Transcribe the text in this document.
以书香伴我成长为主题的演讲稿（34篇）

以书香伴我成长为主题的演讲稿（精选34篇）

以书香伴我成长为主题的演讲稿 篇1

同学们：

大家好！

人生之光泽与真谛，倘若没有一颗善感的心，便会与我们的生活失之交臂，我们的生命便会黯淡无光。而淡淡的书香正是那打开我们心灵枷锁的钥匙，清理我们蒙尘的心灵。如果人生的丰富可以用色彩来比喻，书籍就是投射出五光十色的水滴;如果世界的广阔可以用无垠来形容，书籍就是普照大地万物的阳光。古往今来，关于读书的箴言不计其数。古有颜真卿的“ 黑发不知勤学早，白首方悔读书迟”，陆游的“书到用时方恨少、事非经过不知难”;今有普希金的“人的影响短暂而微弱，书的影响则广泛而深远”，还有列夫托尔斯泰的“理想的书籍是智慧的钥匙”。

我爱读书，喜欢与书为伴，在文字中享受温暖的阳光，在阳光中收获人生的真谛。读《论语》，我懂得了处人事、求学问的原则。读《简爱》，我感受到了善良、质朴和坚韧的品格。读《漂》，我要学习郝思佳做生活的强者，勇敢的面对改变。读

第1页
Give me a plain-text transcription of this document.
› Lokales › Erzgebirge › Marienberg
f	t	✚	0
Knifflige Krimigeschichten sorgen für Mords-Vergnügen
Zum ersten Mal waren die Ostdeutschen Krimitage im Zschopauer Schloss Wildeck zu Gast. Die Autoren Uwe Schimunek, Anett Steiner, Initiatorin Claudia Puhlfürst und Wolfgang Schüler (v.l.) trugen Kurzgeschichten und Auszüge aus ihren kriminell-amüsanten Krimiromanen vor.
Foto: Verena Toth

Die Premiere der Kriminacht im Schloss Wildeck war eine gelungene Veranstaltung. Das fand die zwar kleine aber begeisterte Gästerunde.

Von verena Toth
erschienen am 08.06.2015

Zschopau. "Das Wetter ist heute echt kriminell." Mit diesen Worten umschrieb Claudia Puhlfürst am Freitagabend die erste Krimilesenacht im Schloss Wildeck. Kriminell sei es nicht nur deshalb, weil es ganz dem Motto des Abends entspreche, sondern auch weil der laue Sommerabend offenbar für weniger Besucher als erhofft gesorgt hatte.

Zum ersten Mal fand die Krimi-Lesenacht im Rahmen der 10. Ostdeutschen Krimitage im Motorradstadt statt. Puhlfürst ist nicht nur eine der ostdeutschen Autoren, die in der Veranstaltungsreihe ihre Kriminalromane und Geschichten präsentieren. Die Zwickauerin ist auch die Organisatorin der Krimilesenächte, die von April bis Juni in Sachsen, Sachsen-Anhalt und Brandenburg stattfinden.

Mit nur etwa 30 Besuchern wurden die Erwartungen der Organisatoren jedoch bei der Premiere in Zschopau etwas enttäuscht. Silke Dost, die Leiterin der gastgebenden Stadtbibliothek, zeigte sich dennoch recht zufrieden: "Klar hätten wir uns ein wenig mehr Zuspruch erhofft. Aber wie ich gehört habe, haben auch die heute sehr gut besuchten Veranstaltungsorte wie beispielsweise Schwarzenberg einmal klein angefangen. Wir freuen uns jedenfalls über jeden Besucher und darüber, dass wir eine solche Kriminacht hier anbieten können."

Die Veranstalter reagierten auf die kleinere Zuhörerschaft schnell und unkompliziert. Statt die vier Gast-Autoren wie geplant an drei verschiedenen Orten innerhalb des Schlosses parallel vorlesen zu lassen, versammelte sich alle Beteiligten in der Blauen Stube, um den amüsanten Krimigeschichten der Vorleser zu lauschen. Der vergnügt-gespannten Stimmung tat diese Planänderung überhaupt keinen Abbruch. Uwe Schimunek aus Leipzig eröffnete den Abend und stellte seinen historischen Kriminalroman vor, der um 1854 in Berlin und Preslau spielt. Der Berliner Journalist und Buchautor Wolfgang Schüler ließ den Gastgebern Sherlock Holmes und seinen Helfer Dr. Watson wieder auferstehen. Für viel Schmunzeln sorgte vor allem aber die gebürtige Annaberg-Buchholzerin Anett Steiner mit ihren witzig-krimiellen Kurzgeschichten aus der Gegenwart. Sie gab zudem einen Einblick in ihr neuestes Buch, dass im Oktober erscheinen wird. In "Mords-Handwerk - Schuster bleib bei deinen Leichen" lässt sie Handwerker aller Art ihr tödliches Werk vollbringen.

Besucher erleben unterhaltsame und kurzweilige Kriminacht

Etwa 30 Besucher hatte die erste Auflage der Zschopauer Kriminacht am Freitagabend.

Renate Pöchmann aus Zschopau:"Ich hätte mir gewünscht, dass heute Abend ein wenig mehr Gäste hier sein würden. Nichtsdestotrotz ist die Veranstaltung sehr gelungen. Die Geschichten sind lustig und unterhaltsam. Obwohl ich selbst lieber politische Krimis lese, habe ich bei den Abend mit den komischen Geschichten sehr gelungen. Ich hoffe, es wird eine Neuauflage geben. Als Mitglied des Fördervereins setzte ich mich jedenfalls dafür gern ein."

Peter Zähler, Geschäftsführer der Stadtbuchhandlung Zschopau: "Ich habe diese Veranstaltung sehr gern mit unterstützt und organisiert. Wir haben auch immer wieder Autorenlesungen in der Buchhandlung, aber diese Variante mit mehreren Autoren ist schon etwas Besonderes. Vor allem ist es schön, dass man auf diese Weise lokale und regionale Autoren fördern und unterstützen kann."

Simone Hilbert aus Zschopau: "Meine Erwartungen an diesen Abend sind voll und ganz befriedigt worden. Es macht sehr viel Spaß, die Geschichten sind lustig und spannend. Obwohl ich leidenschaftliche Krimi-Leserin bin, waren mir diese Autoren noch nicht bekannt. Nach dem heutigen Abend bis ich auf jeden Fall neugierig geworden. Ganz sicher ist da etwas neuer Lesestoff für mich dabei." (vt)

* * * * * * *

Repeat all of the entries exactly.

Transcribe the text in this document.
以书香伴我成长为主题的演讲稿（34篇）

以书香伴我成长为主题的演讲稿（精选34篇）

以书香伴我成长为主题的演讲稿 篇1

同学们：

大家好！

人生之光泽与真谛，倘若没有一颗善感的心，便会与我们的生活失之交臂，我们的生命便会黯淡无光。而淡淡的书香正是那打开我们心灵枷锁的钥匙，清理我们蒙尘的心灵。如果人生的丰富可以用色彩来比喻，书籍就是投射出五光十色的水滴;如果世界的广阔可以用无垠来形容，书籍就是普照大地万物的阳光。古往今来，关于读书的箴言不计其数。古有颜真卿的“ 黑发不知勤学早，白首方悔读书迟”，陆游的“书到用时方恨少、事非经过不知难”;今有普希金的“人的影响短暂而微弱，书的影响则广泛而深远”，还有列夫托尔斯泰的“理想的书籍是智慧的钥匙”。

我爱读书，喜欢与书为伴，在文字中享受温暖的阳光，在阳光中收获人生的真谛。读《论语》，我懂得了处人事、求学问的原则。读《简爱》，我感受到了善良、质朴和坚韧的品格。读《漂》，我要学习郝思佳做生活的强者，勇敢的面对改变。读

第1页
Give me a plain-text transcription of this document.
› Lokales › Erzgebirge › Marienberg
f	t	✚	0
Knifflige Krimigeschichten sorgen für Mords-Vergnügen
Zum ersten Mal waren die Ostdeutschen Krimitage im Zschopauer Schloss Wildeck zu Gast. Die Autoren Uwe Schimunek, Anett Steiner, Initiatorin Claudia Puhlfürst und Wolfgang Schüler (v.l.) trugen Kurzgeschichten und Auszüge aus ihren kriminell-amüsanten Krimiromanen vor.
Foto: Verena Toth

Die Premiere der Kriminacht im Schloss Wildeck war eine gelungene Veranstaltung. Das fand die zwar kleine aber begeisterte Gästerunde.

Von verena Toth
erschienen am 08.06.2015

Zschopau. "Das Wetter ist heute echt kriminell." Mit diesen Worten umschrieb Claudia Puhlfürst am Freitagabend die erste Krimilesenacht im Schloss Wildeck. Kriminell sei es nicht nur deshalb, weil es ganz dem Motto des Abends entspreche, sondern auch weil der laue Sommerabend offenbar für weniger Besucher als erhofft gesorgt hatte.

Zum ersten Mal fand die Krimi-Lesenacht im Rahmen der 10. Ostdeutschen Krimitage im Motorradstadt statt. Puhlfürst ist nicht nur eine der ostdeutschen Autoren, die in der Veranstaltungsreihe ihre Kriminalromane und Geschichten präsentieren. Die Zwickauerin ist auch die Organisatorin der Krimilesenächte, die von April bis Juni in Sachsen, Sachsen-Anhalt und Brandenburg stattfinden.

Mit nur etwa 30 Besuchern wurden die Erwartungen der Organisatoren jedoch bei der Premiere in Zschopau etwas enttäuscht. Silke Dost, die Leiterin der gastgebenden Stadtbibliothek, zeigte sich dennoch recht zufrieden: "Klar hätten wir uns ein wenig mehr Zuspruch erhofft. Aber wie ich gehört habe, haben auch die heute sehr gut besuchten Veranstaltungsorte wie beispielsweise Schwarzenberg einmal klein angefangen. Wir freuen uns jedenfalls über jeden Besucher und darüber, dass wir eine solche Kriminacht hier anbieten können."

Die Veranstalter reagierten auf die kleinere Zuhörerschaft schnell und unkompliziert. Statt die vier Gast-Autoren wie geplant an drei verschiedenen Orten innerhalb des Schlosses parallel vorlesen zu lassen, versammelte sich alle Beteiligten in der Blauen Stube, um den amüsanten Krimigeschichten der Vorleser zu lauschen. Der vergnügt-gespannten Stimmung tat diese Planänderung überhaupt keinen Abbruch. Uwe Schimunek aus Leipzig eröffnete den Abend und stellte seinen historischen Kriminalroman vor, der um 1854 in Berlin und Preslau spielt. Der Berliner Journalist und Buchautor Wolfgang Schüler ließ den Gastgebern Sherlock Holmes und seinen Helfer Dr. Watson wieder auferstehen. Für viel Schmunzeln sorgte vor allem aber die gebürtige Annaberg-Buchholzerin Anett Steiner mit ihren witzig-krimiellen Kurzgeschichten aus der Gegenwart. Sie gab zudem einen Einblick in ihr neuestes Buch, dass im Oktober erscheinen wird. In "Mords-Handwerk - Schuster bleib bei deinen Leichen" lässt sie Handwerker aller Art ihr tödliches Werk vollbringen.

Besucher erleben unterhaltsame und kurzweilige Kriminacht

Etwa 30 Besucher hatte die erste Auflage der Zschopauer Kriminacht am Freitagabend.

Renate Pöchmann aus Zschopau:"Ich hätte mir gewünscht, dass heute Abend ein wenig mehr Gäste hier sein würden. Nichtsdestotrotz ist die Veranstaltung sehr gelungen. Die Geschichten sind lustig und unterhaltsam. Obwohl ich selbst lieber politische Krimis lese, habe ich bei den Abend mit den komischen Geschichten sehr gelungen. Ich hoffe, es wird eine Neuauflage geben. Als Mitglied des Fördervereins setzte ich mich jedenfalls dafür gern ein."

Peter Zähler, Geschäftsführer der Stadtbuchhandlung Zschopau: "Ich habe diese Veranstaltung sehr gern mit unterstützt und organisiert. Wir haben auch immer wieder Autorenlesungen in der Buchhandlung, aber diese Variante mit mehreren Autoren ist schon etwas Besonderes. Vor allem ist es schön, dass man auf diese Weise lokale und regionale Autoren fördern und unterstützen kann."

Simone Hilbert aus Zschopau: "Meine Erwartungen an diesen Abend sind voll und ganz befriedigt worden. Es macht sehr viel Spaß, die Geschichten sind lustig und spannend. Obwohl ich leidenschaftliche Krimi-Leserin bin, waren mir diese Autoren noch nicht bekannt. Nach dem heutigen Abend bis ich auf jeden Fall neugierig geworden. Ganz sicher ist da etwas neuer Lesestoff für mich dabei." (vt)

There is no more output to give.